■ **CONSIGNE**: Extrayez sans rien modifier le passage de l'extrait sur le putsch de Kiev qui s'ouvre sur les mots contenant « Ce qui a fait » et se clôt sur « en octobre 2012. ».

Le putsch de Kiev, chronique d’un coup d’Etat

A chaque fois que la crise en Ukraine, ou plus précisément à Kiev, semblait s’apaiser et s’acheminer vers une solution, les radicaux de la contestation organisés dans le “Pravy Sektor” (Secteur droit), ont relancé l’offensive militaire contre le quartier gouvernemental proche pour finir par le prendre le samedi 22 février, après le départ des Forces spéciales Berkout. C’était au lendemain même des accords signés entre l’opposition, le président Yanoukovitch et les trois ministres des Affaires étrangères de France, d’Allemagne et de Pologne, dans un contexte de tirs de snipers qui ont fait près de 80 morts des deux côtés. Depuis prévaut en Ukraine une situation de non-droit, où, après le départ de Yanoukovitch réfugié en Russie, mais qui n’a cependant pas démissionné, un gouvernement fantoche prétend légiférer en urgence pour ukrainiser un pays très majoritairement russophone et pour le formater aux normes de Bruxelles.
Ce qui a fait dire au président Poutine lors de sa conférence de presse du 4 mars qu'”en Ukraine a eu lieu un coup d’Etat anticonstitutionnel et une prise de pouvoir par les armes” (1). Et concernant la légitimité du nouveau pouvoir issu de ce coup d’Etat, sa réponse a été claire : “La Rada (parlement) l’est en partie, le reste ne l’est pas. Le président par interim ne l’est pas non plus car il n’existe que trois moyens d’écarter le président légitime du pouvoir : la mort, une déclaration personnelle ou l’impeachment (2)”. Rappelons qu’avant le coup d’Etat du 22 février, les trois partis de la coalition de l’opposition : Patrie (libéral) de Yatseniouk et Timochenko, Oudar (populiste) de Klitshko et Svoboda (ultranationaliste néonazi) de Tiagnibok, totalisaient 178 députés sur 450 dans la Rada élue en octobre 2012.

■ **DONNÉES FOURNIES**:
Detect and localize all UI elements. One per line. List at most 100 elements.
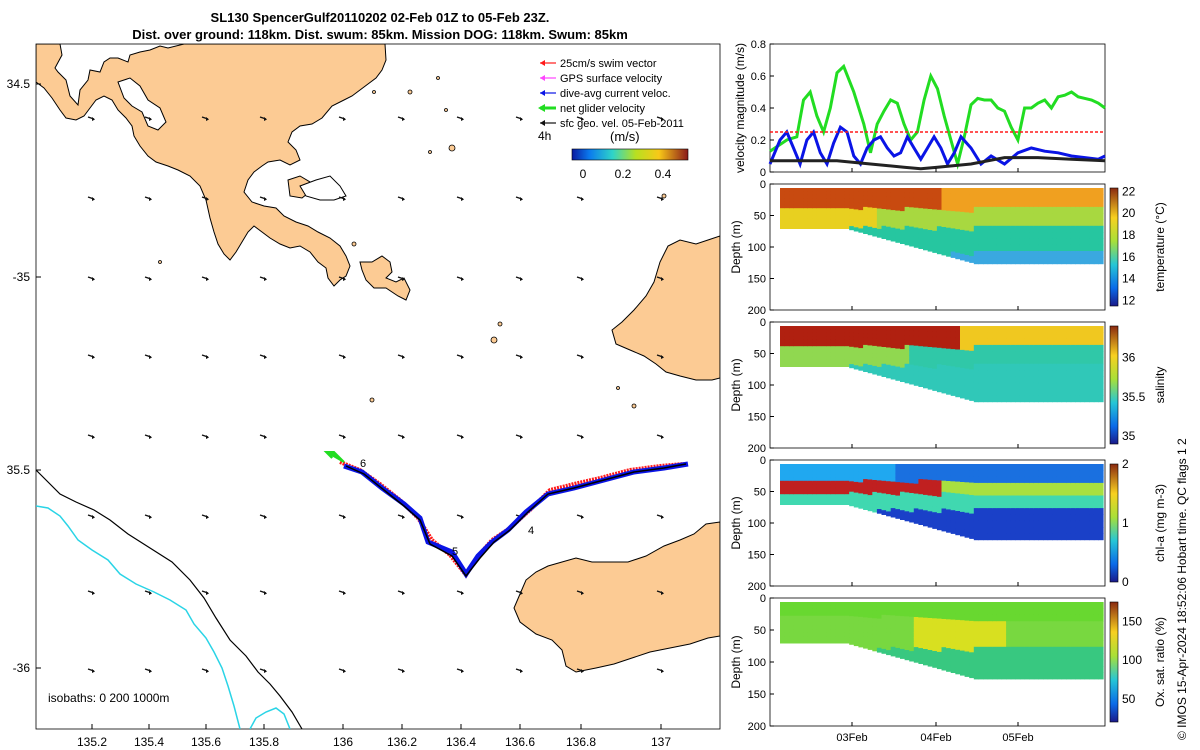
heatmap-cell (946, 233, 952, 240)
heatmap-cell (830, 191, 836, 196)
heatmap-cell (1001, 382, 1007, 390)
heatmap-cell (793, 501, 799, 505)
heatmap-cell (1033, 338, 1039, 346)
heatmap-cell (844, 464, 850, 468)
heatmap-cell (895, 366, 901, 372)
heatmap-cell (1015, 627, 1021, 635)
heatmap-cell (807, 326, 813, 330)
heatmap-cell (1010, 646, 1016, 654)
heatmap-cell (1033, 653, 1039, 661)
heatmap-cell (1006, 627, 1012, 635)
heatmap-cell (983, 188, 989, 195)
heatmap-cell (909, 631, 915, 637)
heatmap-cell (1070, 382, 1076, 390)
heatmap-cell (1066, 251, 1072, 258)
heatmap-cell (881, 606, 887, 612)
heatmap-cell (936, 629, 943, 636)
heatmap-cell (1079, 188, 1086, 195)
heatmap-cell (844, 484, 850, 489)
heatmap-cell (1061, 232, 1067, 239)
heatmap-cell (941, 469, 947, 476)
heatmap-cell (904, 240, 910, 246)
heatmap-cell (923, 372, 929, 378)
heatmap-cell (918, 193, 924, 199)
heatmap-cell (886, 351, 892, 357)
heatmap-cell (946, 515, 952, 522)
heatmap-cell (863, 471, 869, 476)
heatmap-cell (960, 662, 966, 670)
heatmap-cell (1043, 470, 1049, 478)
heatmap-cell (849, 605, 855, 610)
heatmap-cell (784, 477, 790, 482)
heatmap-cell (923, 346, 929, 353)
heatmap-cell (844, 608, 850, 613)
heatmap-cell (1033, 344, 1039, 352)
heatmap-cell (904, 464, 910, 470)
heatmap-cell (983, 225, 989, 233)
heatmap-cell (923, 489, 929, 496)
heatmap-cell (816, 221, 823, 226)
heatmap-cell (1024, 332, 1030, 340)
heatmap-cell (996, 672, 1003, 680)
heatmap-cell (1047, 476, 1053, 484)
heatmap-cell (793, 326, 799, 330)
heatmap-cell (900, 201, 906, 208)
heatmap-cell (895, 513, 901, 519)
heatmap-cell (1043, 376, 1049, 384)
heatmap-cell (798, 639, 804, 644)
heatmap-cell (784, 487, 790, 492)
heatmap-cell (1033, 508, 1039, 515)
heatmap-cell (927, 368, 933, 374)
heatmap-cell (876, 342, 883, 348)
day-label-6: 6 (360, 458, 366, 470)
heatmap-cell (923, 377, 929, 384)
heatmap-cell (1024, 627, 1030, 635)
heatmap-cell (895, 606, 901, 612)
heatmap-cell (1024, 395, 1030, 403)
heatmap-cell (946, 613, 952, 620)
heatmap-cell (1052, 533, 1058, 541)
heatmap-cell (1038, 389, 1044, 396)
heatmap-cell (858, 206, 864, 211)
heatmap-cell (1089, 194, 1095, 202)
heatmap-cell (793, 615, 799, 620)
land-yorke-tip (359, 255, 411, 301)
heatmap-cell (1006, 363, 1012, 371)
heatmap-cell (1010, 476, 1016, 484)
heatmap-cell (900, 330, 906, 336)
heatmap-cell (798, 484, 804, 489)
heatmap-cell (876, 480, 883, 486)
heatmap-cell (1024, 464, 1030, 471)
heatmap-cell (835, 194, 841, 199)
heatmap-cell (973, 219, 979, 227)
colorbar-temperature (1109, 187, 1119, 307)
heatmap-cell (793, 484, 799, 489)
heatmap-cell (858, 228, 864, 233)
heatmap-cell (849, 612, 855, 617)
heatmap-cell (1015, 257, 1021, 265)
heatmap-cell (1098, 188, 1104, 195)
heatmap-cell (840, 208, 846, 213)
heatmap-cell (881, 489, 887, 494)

■ **RÉPONSE ATTENDUE**:
Ce qui a fait dire au président Poutine lors de sa conférence de presse du 4 mars qu'”en Ukraine a eu lieu un coup d’Etat anticonstitutionnel et une prise de pouvoir par les armes” (1). Et concernant la légitimité du nouveau pouvoir issu de ce coup d’Etat, sa réponse a été claire : “La Rada (parlement) l’est en partie, le reste ne l’est pas. Le président par interim ne l’est pas non plus car il n’existe que trois moyens d’écarter le président légitime du pouvoir : la mort, une déclaration personnelle ou l’impeachment (2)”. Rappelons qu’avant le coup d’Etat du 22 février, les trois partis de la coalition de l’opposition : Patrie (libéral) de Yatseniouk et Timochenko, Oudar (populiste) de Klitshko et Svoboda (ultranationaliste néonazi) de Tiagnibok, totalisaient 178 députés sur 450 dans la Rada élue en octobre 2012.